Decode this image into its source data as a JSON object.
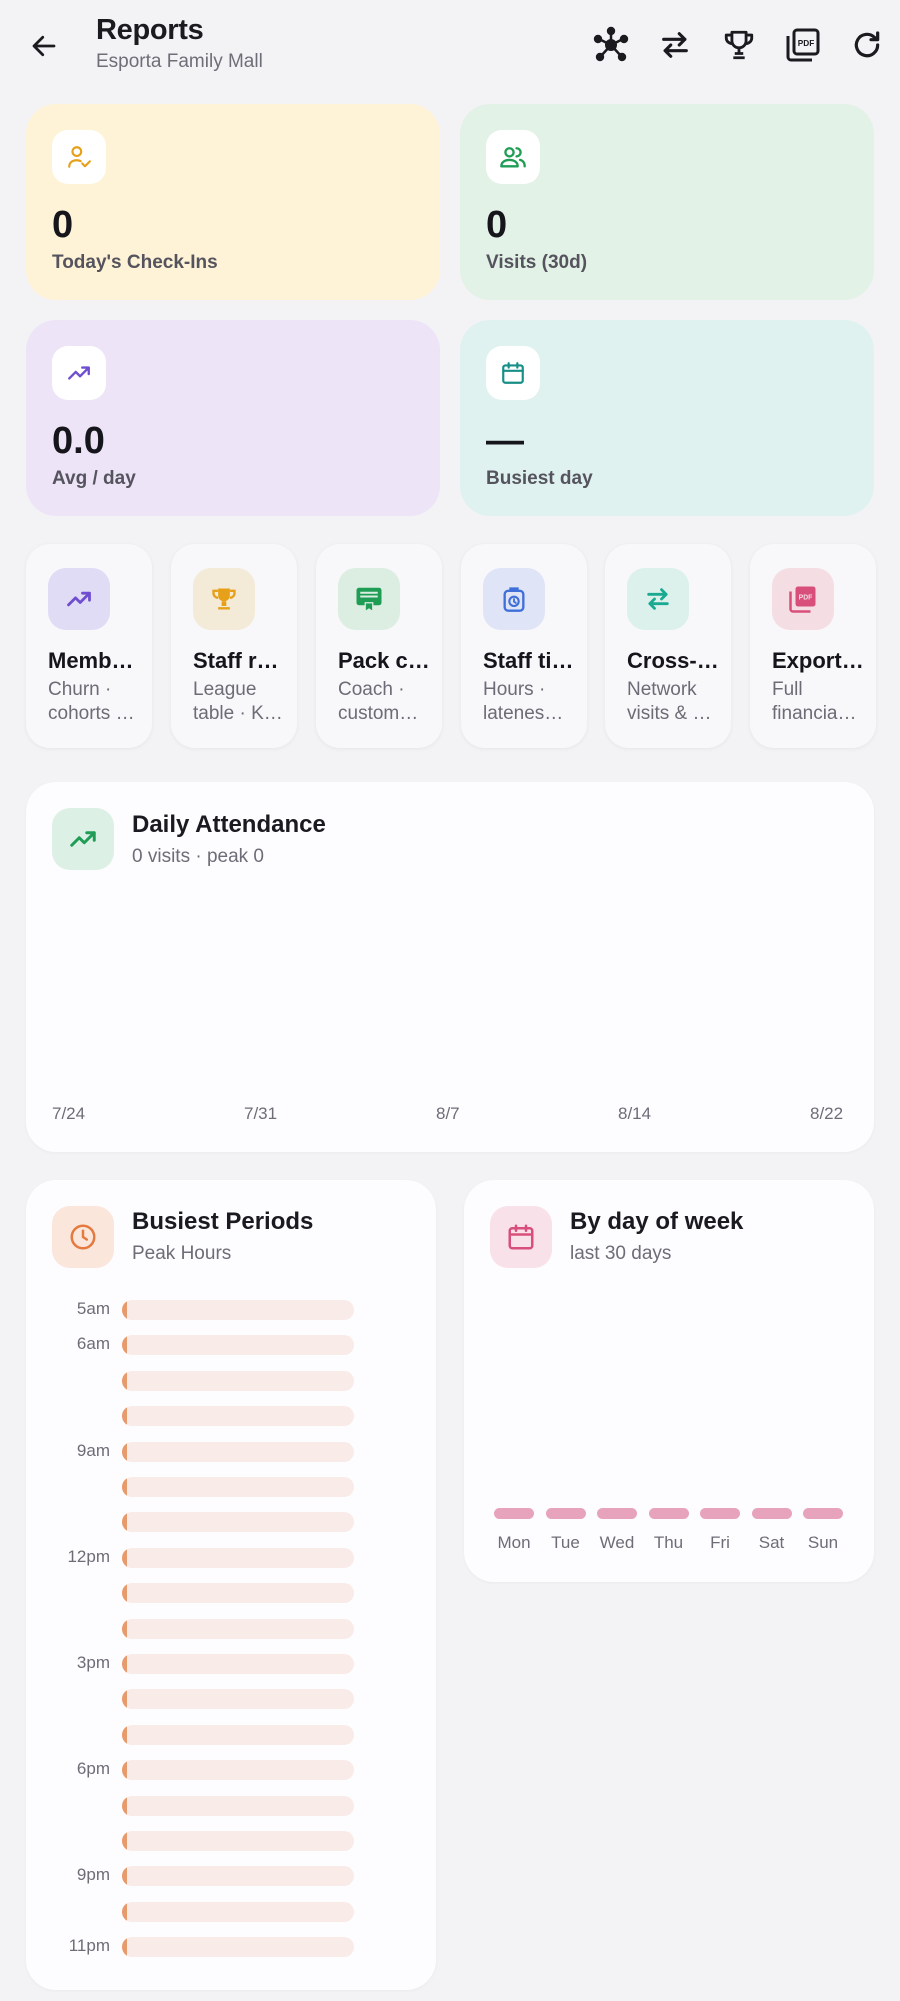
{
  "header": {
    "title": "Reports",
    "subtitle": "Esporta Family Mall",
    "icons": [
      "back-arrow-icon",
      "network-icon",
      "swap-icon",
      "trophy-icon",
      "pdf-icon",
      "refresh-icon"
    ]
  },
  "stats": [
    {
      "value": "0",
      "label": "Today's Check-Ins",
      "icon": "user-check-icon",
      "bg": "#fef3d6",
      "accent": "#e6a019"
    },
    {
      "value": "0",
      "label": "Visits (30d)",
      "icon": "users-icon",
      "bg": "#e3f2e6",
      "accent": "#1f9d55"
    },
    {
      "value": "0.0",
      "label": "Avg / day",
      "icon": "trend-up-icon",
      "bg": "#ede4f7",
      "accent": "#6f4fcf"
    },
    {
      "value": "—",
      "label": "Busiest day",
      "icon": "calendar-icon",
      "bg": "#dff2f0",
      "accent": "#178f86"
    }
  ],
  "tiles": [
    {
      "title": "Memb…",
      "line1": "Churn ·",
      "line2": "cohorts …",
      "icon": "trend-up-icon",
      "bg": "#e1dcf5",
      "accent": "#6f4fcf"
    },
    {
      "title": "Staff r…",
      "line1": "League",
      "line2": "table · K…",
      "icon": "trophy-icon",
      "bg": "#f4ead8",
      "accent": "#e6a019"
    },
    {
      "title": "Pack c…",
      "line1": "Coach ·",
      "line2": "custom…",
      "icon": "certificate-icon",
      "bg": "#dbeee1",
      "accent": "#1f9d55"
    },
    {
      "title": "Staff ti…",
      "line1": "Hours ·",
      "line2": "latenes…",
      "icon": "timer-icon",
      "bg": "#dfe4f7",
      "accent": "#3f6fd8"
    },
    {
      "title": "Cross-l…",
      "line1": "Network",
      "line2": "visits & …",
      "icon": "swap-icon",
      "bg": "#dcf0ec",
      "accent": "#1aaa92"
    },
    {
      "title": "Export …",
      "line1": "Full",
      "line2": "financia…",
      "icon": "pdf-icon",
      "bg": "#f5dde4",
      "accent": "#d94f7b"
    }
  ],
  "attendance": {
    "title": "Daily Attendance",
    "subtitle": "0 visits · peak 0",
    "ticks": [
      "7/24",
      "7/31",
      "8/7",
      "8/14",
      "8/22"
    ]
  },
  "busiest": {
    "title": "Busiest Periods",
    "subtitle": "Peak Hours",
    "rows": [
      {
        "label": "5am",
        "value": 0
      },
      {
        "label": "6am",
        "value": 0
      },
      {
        "label": "",
        "value": 0
      },
      {
        "label": "",
        "value": 0
      },
      {
        "label": "9am",
        "value": 0
      },
      {
        "label": "",
        "value": 0
      },
      {
        "label": "",
        "value": 0
      },
      {
        "label": "12pm",
        "value": 0
      },
      {
        "label": "",
        "value": 0
      },
      {
        "label": "",
        "value": 0
      },
      {
        "label": "3pm",
        "value": 0
      },
      {
        "label": "",
        "value": 0
      },
      {
        "label": "",
        "value": 0
      },
      {
        "label": "6pm",
        "value": 0
      },
      {
        "label": "",
        "value": 0
      },
      {
        "label": "",
        "value": 0
      },
      {
        "label": "9pm",
        "value": 0
      },
      {
        "label": "",
        "value": 0
      },
      {
        "label": "11pm",
        "value": 0
      }
    ]
  },
  "dow": {
    "title": "By day of week",
    "subtitle": "last 30 days",
    "days": [
      {
        "label": "Mon",
        "value": 0
      },
      {
        "label": "Tue",
        "value": 0
      },
      {
        "label": "Wed",
        "value": 0
      },
      {
        "label": "Thu",
        "value": 0
      },
      {
        "label": "Fri",
        "value": 0
      },
      {
        "label": "Sat",
        "value": 0
      },
      {
        "label": "Sun",
        "value": 0
      }
    ]
  }
}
_ _ _
-- Short problem --
In the copy, include no pictures; restate the listing above exactly.

-- Result --
Decode this image into its source data as a JSON object.
{
  "header": {
    "title": "Reports",
    "subtitle": "Esporta Family Mall",
    "icons": [
      "back-arrow-icon",
      "network-icon",
      "swap-icon",
      "trophy-icon",
      "pdf-icon",
      "refresh-icon"
    ]
  },
  "stats": [
    {
      "value": "0",
      "label": "Today's Check-Ins",
      "icon": "user-check-icon",
      "bg": "#fef3d6",
      "accent": "#e6a019"
    },
    {
      "value": "0",
      "label": "Visits (30d)",
      "icon": "users-icon",
      "bg": "#e3f2e6",
      "accent": "#1f9d55"
    },
    {
      "value": "0.0",
      "label": "Avg / day",
      "icon": "trend-up-icon",
      "bg": "#ede4f7",
      "accent": "#6f4fcf"
    },
    {
      "value": "—",
      "label": "Busiest day",
      "icon": "calendar-icon",
      "bg": "#dff2f0",
      "accent": "#178f86"
    }
  ],
  "tiles": [
    {
      "title": "Memb…",
      "line1": "Churn ·",
      "line2": "cohorts …",
      "icon": "trend-up-icon",
      "bg": "#e1dcf5",
      "accent": "#6f4fcf"
    },
    {
      "title": "Staff r…",
      "line1": "League",
      "line2": "table · K…",
      "icon": "trophy-icon",
      "bg": "#f4ead8",
      "accent": "#e6a019"
    },
    {
      "title": "Pack c…",
      "line1": "Coach ·",
      "line2": "custom…",
      "icon": "certificate-icon",
      "bg": "#dbeee1",
      "accent": "#1f9d55"
    },
    {
      "title": "Staff ti…",
      "line1": "Hours ·",
      "line2": "latenes…",
      "icon": "timer-icon",
      "bg": "#dfe4f7",
      "accent": "#3f6fd8"
    },
    {
      "title": "Cross-l…",
      "line1": "Network",
      "line2": "visits & …",
      "icon": "swap-icon",
      "bg": "#dcf0ec",
      "accent": "#1aaa92"
    },
    {
      "title": "Export …",
      "line1": "Full",
      "line2": "financia…",
      "icon": "pdf-icon",
      "bg": "#f5dde4",
      "accent": "#d94f7b"
    }
  ],
  "attendance": {
    "title": "Daily Attendance",
    "subtitle": "0 visits · peak 0",
    "ticks": [
      "7/24",
      "7/31",
      "8/7",
      "8/14",
      "8/22"
    ]
  },
  "busiest": {
    "title": "Busiest Periods",
    "subtitle": "Peak Hours",
    "rows": [
      {
        "label": "5am",
        "value": 0
      },
      {
        "label": "6am",
        "value": 0
      },
      {
        "label": "",
        "value": 0
      },
      {
        "label": "",
        "value": 0
      },
      {
        "label": "9am",
        "value": 0
      },
      {
        "label": "",
        "value": 0
      },
      {
        "label": "",
        "value": 0
      },
      {
        "label": "12pm",
        "value": 0
      },
      {
        "label": "",
        "value": 0
      },
      {
        "label": "",
        "value": 0
      },
      {
        "label": "3pm",
        "value": 0
      },
      {
        "label": "",
        "value": 0
      },
      {
        "label": "",
        "value": 0
      },
      {
        "label": "6pm",
        "value": 0
      },
      {
        "label": "",
        "value": 0
      },
      {
        "label": "",
        "value": 0
      },
      {
        "label": "9pm",
        "value": 0
      },
      {
        "label": "",
        "value": 0
      },
      {
        "label": "11pm",
        "value": 0
      }
    ]
  },
  "dow": {
    "title": "By day of week",
    "subtitle": "last 30 days",
    "days": [
      {
        "label": "Mon",
        "value": 0
      },
      {
        "label": "Tue",
        "value": 0
      },
      {
        "label": "Wed",
        "value": 0
      },
      {
        "label": "Thu",
        "value": 0
      },
      {
        "label": "Fri",
        "value": 0
      },
      {
        "label": "Sat",
        "value": 0
      },
      {
        "label": "Sun",
        "value": 0
      }
    ]
  }
}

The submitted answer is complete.